From the records below, copy every line that contains the word "color".

Input records —
# # #
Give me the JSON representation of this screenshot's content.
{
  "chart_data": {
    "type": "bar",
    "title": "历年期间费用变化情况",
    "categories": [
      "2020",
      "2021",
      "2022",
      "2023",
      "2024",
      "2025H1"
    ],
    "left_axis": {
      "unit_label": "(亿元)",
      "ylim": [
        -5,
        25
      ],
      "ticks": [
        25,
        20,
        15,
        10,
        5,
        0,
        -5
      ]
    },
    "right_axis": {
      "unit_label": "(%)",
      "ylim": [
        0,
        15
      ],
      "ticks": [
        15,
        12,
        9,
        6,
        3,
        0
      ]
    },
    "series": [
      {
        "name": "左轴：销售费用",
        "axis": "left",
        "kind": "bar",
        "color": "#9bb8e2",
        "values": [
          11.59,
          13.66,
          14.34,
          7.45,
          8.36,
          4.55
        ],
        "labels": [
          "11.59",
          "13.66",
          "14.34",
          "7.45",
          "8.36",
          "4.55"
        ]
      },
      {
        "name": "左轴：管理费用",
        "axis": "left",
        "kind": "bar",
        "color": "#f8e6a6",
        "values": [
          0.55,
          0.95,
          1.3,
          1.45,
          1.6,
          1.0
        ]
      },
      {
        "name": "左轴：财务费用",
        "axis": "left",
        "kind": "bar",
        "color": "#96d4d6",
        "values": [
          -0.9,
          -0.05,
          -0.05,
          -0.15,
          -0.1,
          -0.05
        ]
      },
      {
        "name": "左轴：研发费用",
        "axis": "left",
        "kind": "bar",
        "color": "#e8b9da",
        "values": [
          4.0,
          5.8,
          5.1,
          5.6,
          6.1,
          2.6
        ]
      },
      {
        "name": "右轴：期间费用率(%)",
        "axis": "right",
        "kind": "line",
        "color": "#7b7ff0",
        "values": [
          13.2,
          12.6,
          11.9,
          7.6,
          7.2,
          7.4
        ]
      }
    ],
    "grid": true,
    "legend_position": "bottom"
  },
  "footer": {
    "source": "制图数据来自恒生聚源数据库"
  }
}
# # #
Solution to this problem —
        "color": "#9bb8e2",
        "color": "#f8e6a6",
        "color": "#96d4d6",
        "color": "#e8b9da",
        "color": "#7b7ff0",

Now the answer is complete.